Look for the string "потребителями" in the lines and copy each line that has it.

++++++++++++++++++++

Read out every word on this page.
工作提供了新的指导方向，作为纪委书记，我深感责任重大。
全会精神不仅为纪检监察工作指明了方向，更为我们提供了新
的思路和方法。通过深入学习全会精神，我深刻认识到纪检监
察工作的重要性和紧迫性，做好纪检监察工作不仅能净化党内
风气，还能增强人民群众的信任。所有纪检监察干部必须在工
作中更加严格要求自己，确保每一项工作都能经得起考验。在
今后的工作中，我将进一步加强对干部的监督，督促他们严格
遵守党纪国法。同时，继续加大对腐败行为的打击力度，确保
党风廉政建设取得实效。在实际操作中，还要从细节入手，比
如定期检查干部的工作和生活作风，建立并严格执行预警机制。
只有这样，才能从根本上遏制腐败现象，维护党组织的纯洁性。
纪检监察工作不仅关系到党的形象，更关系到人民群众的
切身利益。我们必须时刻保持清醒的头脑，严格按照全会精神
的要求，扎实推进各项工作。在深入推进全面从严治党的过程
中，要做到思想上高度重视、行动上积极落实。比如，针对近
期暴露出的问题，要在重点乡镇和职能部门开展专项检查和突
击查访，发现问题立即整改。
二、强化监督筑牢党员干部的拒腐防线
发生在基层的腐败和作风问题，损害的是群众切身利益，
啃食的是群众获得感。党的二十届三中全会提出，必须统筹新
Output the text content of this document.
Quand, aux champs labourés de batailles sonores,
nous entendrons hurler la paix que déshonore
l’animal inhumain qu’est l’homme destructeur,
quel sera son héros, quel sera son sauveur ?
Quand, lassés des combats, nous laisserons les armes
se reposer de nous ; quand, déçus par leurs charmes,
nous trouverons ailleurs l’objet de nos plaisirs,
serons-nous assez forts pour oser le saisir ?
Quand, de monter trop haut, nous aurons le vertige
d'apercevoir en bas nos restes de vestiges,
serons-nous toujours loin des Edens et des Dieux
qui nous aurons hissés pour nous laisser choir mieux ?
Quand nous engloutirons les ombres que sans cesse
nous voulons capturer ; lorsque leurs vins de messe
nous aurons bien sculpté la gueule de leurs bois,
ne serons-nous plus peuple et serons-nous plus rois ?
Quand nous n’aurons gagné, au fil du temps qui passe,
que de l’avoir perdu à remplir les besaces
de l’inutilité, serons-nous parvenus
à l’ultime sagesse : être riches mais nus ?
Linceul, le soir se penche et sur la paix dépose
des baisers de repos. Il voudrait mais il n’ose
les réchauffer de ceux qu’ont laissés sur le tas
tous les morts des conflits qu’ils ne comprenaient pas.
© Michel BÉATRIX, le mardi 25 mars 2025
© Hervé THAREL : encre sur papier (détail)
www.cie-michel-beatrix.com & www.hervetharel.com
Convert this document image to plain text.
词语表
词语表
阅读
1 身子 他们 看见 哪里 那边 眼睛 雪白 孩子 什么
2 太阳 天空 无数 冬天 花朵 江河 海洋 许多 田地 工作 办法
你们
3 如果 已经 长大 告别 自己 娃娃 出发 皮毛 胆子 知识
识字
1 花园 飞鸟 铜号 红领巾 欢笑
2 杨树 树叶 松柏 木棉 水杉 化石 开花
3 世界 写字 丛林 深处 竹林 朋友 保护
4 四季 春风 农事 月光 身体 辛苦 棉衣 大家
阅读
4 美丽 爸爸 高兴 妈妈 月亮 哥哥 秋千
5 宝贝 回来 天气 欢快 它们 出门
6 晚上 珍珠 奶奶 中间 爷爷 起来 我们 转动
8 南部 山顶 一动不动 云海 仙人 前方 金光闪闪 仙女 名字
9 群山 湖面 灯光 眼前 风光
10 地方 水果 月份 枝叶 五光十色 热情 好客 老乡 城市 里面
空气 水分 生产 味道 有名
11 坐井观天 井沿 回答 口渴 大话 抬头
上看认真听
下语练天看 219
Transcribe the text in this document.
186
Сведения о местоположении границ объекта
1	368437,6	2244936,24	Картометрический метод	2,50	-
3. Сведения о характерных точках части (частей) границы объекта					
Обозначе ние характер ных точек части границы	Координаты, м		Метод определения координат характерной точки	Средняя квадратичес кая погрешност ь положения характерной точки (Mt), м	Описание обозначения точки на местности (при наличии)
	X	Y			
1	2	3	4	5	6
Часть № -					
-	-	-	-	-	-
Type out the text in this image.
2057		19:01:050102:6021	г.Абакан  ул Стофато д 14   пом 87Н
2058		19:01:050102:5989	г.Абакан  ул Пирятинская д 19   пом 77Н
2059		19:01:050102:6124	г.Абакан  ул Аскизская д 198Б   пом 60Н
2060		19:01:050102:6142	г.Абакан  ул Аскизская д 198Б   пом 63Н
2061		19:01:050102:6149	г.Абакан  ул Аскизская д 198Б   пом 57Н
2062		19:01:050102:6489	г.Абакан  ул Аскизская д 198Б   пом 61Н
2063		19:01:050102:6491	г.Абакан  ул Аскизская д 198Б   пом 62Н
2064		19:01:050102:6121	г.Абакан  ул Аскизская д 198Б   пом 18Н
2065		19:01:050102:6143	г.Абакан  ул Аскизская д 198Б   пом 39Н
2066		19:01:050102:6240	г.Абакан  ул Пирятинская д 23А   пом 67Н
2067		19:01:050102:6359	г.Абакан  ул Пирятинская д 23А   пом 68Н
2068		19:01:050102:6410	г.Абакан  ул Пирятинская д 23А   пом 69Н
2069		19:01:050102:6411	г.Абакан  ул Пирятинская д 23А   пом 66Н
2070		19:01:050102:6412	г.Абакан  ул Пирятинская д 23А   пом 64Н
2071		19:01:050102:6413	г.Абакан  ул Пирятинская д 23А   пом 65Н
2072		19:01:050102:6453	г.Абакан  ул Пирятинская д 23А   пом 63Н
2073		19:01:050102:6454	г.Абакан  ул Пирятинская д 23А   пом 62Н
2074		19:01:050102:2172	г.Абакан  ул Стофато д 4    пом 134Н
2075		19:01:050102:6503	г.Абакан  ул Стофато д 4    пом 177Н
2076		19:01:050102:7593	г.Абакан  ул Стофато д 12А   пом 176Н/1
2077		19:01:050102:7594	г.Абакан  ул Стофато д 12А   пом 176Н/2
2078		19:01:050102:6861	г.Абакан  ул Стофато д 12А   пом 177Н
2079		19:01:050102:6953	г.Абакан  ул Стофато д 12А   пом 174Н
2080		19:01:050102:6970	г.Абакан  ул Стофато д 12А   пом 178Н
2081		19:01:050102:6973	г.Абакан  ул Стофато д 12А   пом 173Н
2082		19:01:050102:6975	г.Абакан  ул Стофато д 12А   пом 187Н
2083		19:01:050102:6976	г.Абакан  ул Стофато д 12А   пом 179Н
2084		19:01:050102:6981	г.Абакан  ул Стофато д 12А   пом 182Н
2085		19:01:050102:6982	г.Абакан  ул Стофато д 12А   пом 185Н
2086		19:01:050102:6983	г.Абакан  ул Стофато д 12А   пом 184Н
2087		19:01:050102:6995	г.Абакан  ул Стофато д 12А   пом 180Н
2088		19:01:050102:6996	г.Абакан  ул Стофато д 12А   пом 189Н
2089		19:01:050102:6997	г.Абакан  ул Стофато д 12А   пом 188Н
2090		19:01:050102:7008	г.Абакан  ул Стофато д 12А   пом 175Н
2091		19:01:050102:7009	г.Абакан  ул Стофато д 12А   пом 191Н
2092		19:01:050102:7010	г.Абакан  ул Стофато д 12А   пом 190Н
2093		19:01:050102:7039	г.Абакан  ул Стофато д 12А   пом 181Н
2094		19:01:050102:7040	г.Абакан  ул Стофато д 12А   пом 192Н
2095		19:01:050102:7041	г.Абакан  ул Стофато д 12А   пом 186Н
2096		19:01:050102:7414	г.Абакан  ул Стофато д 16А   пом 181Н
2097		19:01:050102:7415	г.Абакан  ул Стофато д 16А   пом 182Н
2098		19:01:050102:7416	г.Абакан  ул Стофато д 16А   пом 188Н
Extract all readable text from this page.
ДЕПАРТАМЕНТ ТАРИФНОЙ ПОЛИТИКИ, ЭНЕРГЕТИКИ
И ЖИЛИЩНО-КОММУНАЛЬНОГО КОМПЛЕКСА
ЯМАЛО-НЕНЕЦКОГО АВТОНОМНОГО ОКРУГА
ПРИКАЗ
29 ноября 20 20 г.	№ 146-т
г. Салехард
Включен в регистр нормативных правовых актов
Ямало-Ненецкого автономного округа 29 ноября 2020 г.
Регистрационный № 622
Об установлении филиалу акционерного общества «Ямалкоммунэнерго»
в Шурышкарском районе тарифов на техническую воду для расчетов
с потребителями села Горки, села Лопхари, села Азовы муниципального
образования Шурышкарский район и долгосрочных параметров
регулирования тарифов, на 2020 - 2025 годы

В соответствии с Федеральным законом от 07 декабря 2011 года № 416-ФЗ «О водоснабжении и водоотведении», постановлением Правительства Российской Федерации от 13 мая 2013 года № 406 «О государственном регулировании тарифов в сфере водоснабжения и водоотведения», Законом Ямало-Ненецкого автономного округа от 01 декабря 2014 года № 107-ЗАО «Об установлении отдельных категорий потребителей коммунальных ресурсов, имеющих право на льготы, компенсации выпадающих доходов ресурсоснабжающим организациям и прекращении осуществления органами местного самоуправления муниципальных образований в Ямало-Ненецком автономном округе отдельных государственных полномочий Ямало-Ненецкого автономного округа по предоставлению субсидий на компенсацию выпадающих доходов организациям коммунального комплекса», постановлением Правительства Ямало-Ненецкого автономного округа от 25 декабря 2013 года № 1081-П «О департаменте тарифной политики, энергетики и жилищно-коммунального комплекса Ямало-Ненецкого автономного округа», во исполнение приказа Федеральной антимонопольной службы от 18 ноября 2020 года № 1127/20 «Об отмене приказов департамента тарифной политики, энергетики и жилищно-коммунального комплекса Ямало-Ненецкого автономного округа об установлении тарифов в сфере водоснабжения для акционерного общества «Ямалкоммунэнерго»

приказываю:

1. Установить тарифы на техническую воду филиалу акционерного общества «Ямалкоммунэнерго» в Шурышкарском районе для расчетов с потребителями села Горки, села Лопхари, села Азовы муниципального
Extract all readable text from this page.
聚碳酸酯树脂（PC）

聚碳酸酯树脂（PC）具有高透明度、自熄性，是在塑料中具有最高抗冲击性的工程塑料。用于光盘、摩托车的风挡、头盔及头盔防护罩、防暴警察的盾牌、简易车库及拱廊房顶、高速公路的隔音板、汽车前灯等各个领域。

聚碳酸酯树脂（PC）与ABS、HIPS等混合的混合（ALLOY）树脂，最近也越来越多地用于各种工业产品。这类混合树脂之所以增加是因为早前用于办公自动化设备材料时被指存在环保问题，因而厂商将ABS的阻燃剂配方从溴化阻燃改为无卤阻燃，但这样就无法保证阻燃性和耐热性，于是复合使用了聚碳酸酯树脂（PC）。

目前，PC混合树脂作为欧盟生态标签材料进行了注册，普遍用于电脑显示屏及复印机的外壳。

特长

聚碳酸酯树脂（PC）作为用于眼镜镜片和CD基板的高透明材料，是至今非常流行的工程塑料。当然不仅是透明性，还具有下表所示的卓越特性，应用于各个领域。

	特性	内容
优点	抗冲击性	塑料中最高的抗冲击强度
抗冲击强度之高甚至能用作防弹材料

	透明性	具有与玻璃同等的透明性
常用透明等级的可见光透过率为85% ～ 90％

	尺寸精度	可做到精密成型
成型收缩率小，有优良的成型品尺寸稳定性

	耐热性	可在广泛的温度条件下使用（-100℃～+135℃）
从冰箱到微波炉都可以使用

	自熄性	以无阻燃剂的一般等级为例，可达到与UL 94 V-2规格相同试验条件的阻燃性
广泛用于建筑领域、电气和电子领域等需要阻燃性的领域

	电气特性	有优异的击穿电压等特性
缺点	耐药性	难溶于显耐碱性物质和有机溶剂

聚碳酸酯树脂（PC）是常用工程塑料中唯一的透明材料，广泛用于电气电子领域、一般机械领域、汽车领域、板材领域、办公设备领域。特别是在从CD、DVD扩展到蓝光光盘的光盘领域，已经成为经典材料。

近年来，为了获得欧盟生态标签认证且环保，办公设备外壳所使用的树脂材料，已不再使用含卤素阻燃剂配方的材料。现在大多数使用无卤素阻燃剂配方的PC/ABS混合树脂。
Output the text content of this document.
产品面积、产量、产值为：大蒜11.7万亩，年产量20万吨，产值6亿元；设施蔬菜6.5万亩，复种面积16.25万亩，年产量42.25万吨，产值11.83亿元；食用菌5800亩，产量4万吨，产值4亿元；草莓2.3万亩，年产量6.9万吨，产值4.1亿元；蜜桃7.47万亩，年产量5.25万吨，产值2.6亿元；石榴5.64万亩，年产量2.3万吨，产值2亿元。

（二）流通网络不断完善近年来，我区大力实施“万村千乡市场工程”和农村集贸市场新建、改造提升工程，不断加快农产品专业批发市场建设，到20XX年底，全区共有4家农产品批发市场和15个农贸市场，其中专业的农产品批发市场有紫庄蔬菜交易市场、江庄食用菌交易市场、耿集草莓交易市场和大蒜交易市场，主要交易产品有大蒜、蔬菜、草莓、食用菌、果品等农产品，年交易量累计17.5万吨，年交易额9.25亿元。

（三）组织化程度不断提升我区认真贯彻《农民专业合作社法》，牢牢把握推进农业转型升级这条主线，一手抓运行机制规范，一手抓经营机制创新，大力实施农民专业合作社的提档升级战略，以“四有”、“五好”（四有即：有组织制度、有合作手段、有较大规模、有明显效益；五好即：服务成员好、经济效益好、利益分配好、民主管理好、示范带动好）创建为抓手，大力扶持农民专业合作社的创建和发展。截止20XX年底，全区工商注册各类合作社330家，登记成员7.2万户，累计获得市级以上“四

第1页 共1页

++++++++++++++++++++

[Exercise solution]
с потребителями села Горки, села Лопхари, села Азовы муниципального
1. Установить тарифы на техническую воду филиалу акционерного общества «Ямалкоммунэнерго» в Шурышкарском районе для расчетов с потребителями села Горки, села Лопхари, села Азовы муниципального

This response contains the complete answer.